WHAT THE TASK ASKS ▸ Revise everything from the start of the data down through the line containing "doc-section: Change your typing", changing "step-bold-term" to "step-emphasis" and keeping everything else the same.

DATASET EXTRACT ▸
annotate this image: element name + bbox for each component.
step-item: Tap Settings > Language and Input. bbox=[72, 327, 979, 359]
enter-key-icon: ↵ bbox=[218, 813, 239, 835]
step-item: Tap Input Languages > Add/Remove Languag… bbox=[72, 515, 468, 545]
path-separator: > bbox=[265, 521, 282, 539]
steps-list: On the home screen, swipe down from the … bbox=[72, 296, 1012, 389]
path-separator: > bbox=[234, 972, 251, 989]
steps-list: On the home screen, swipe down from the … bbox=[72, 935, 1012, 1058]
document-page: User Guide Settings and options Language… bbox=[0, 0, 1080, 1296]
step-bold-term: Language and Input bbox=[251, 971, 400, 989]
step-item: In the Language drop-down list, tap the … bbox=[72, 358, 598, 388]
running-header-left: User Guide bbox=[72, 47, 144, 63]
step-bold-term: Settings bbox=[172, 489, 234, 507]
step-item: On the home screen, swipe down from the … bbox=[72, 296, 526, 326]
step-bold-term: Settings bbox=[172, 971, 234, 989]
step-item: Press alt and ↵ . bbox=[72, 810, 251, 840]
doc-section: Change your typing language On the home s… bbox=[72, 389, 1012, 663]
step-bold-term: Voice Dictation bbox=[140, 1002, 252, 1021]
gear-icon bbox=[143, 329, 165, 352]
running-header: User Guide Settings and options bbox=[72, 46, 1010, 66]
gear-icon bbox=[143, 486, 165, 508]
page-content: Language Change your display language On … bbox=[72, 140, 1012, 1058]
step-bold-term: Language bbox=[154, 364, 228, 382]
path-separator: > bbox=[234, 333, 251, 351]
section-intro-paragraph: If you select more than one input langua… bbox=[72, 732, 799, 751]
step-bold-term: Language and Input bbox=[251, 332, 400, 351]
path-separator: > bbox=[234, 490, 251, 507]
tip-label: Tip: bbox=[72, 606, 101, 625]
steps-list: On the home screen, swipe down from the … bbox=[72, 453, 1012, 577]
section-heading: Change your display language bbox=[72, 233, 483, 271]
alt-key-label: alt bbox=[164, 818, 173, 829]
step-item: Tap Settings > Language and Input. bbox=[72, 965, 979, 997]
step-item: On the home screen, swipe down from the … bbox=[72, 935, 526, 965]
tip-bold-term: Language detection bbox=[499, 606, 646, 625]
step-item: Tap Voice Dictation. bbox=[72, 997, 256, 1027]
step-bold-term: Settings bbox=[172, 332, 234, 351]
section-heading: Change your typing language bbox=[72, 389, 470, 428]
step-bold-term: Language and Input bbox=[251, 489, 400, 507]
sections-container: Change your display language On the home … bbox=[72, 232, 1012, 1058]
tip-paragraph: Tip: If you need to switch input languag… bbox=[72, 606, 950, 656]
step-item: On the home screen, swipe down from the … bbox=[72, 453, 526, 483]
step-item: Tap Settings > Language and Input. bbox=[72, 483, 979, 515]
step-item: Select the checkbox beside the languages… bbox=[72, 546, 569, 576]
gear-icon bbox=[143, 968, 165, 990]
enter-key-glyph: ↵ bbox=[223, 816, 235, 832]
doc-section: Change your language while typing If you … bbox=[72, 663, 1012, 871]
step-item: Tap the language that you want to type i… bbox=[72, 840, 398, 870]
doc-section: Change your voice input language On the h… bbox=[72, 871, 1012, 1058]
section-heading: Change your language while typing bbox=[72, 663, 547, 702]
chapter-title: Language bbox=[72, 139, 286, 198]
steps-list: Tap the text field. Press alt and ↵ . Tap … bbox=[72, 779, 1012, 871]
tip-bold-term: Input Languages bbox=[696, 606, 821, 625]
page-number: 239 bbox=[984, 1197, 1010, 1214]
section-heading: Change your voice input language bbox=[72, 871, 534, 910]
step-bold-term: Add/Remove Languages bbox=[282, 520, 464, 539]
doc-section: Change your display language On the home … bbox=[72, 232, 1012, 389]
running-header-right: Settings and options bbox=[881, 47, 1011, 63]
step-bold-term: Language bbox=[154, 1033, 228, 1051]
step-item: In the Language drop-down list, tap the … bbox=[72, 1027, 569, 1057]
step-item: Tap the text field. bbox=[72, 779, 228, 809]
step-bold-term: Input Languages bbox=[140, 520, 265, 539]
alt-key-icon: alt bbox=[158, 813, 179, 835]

FULL RESPONSE ▸
annotate this image: element name + bbox for each component.
step-item: Tap Settings > Language and Input. bbox=[72, 327, 979, 359]
enter-key-icon: ↵ bbox=[218, 813, 239, 835]
step-item: Tap Input Languages > Add/Remove Languag… bbox=[72, 515, 468, 545]
path-separator: > bbox=[265, 521, 282, 539]
steps-list: On the home screen, swipe down from the … bbox=[72, 296, 1012, 389]
path-separator: > bbox=[234, 972, 251, 989]
steps-list: On the home screen, swipe down from the … bbox=[72, 935, 1012, 1058]
document-page: User Guide Settings and options Language… bbox=[0, 0, 1080, 1296]
step-emphasis: Language and Input bbox=[251, 971, 400, 989]
step-item: In the Language drop-down list, tap the … bbox=[72, 358, 598, 388]
running-header-left: User Guide bbox=[72, 47, 144, 63]
step-emphasis: Settings bbox=[172, 489, 234, 507]
step-item: On the home screen, swipe down from the … bbox=[72, 296, 526, 326]
step-emphasis: Settings bbox=[172, 971, 234, 989]
step-item: Press alt and ↵ . bbox=[72, 810, 251, 840]
doc-section: Change your typing language On the home s… bbox=[72, 389, 1012, 663]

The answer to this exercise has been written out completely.